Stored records
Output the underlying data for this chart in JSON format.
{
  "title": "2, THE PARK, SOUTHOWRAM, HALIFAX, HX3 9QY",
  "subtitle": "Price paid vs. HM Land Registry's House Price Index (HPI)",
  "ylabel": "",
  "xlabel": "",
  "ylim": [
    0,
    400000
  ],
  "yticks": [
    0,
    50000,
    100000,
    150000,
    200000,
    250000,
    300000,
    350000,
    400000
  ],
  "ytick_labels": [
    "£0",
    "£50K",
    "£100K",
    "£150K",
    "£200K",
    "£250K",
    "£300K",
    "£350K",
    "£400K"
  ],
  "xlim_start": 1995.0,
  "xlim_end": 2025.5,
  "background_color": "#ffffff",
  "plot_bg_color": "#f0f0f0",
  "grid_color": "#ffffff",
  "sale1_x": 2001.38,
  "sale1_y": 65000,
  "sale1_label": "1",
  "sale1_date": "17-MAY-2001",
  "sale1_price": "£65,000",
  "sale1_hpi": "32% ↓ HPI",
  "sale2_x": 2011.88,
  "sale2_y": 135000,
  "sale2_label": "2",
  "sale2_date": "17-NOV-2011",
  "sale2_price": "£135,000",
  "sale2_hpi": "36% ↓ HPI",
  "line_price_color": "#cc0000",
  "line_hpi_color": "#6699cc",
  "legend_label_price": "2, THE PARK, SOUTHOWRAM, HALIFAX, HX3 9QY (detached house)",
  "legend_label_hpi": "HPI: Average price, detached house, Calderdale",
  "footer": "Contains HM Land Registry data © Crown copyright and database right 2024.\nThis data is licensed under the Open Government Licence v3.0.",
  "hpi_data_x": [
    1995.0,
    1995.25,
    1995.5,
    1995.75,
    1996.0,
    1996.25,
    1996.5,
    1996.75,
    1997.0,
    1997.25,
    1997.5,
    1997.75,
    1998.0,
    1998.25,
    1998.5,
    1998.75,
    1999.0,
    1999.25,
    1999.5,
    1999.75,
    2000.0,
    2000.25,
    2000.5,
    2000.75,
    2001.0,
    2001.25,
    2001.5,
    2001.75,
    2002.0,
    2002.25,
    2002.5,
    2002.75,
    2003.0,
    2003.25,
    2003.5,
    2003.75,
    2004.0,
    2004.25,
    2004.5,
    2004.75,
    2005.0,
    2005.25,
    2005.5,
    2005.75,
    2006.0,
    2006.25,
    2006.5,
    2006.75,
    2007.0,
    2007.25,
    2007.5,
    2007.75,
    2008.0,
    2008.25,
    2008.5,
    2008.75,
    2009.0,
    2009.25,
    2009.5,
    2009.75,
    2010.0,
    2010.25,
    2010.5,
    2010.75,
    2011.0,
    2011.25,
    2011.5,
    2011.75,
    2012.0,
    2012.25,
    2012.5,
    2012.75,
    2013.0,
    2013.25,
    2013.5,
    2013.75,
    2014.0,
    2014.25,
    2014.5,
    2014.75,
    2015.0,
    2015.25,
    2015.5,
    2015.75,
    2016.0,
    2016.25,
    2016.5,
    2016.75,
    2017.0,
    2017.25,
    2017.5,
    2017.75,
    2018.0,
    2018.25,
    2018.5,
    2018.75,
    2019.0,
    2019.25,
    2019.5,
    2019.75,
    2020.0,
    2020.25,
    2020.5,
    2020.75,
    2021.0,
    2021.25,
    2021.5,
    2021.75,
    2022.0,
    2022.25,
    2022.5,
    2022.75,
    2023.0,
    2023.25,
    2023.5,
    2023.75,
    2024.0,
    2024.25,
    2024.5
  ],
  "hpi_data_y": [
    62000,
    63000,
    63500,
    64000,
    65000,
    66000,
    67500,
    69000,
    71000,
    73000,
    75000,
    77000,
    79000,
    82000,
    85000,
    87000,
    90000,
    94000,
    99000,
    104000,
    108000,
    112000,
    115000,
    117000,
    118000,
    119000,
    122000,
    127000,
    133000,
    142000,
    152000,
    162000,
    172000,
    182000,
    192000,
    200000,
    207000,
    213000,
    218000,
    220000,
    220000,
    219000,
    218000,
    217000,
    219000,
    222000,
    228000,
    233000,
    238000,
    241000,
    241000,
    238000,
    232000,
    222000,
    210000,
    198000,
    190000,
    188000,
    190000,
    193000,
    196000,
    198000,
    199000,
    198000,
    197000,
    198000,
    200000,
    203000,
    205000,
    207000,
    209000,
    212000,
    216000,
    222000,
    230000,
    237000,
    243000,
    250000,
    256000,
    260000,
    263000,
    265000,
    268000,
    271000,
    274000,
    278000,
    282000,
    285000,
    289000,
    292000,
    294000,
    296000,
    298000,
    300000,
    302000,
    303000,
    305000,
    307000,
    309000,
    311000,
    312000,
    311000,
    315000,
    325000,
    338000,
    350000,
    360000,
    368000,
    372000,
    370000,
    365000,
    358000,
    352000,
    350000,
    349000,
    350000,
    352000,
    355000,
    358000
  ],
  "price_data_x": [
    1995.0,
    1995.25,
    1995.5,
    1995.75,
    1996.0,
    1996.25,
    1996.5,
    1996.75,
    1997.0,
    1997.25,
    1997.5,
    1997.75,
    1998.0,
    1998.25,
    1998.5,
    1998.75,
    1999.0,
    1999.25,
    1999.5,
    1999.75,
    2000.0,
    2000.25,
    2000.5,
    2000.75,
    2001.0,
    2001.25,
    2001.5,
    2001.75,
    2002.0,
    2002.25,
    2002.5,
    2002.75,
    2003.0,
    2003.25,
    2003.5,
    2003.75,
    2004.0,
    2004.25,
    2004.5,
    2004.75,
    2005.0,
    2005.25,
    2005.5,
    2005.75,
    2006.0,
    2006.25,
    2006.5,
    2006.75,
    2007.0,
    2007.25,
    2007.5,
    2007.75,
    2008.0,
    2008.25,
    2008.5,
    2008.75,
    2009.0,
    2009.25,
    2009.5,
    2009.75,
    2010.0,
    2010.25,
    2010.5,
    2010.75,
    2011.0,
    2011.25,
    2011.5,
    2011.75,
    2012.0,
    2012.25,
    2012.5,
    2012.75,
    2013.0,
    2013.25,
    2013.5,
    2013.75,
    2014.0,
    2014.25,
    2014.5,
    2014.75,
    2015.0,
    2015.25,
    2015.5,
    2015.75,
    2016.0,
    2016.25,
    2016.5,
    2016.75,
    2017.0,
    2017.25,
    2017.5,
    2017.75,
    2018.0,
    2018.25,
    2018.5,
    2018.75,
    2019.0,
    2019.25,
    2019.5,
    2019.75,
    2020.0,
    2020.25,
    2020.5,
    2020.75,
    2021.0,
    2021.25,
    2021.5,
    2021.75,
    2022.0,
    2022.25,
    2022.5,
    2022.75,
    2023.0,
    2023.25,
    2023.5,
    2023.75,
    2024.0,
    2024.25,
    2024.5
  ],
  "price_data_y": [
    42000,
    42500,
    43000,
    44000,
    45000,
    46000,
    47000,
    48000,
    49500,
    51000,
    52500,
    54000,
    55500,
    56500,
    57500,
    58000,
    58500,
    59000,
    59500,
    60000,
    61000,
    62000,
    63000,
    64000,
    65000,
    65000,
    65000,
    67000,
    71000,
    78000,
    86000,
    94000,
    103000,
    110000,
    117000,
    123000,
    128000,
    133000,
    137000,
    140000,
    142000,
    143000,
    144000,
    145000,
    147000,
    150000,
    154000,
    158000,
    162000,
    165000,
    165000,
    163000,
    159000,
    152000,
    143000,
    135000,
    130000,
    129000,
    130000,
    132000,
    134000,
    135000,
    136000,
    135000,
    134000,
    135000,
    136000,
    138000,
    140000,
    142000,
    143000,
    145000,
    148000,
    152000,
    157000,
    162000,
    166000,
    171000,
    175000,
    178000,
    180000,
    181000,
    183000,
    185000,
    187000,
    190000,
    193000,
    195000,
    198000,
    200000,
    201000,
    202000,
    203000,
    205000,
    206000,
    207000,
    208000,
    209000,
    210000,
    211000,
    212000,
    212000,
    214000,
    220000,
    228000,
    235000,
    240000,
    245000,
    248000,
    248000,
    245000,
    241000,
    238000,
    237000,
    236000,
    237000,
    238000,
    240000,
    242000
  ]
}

Prompt |
Report each line in the data that holds the word "HALIFAX".

Answer to the exercise |
  "title": "2, THE PARK, SOUTHOWRAM, HALIFAX, HX3 9QY",
  "legend_label_price": "2, THE PARK, SOUTHOWRAM, HALIFAX, HX3 9QY (detached house)",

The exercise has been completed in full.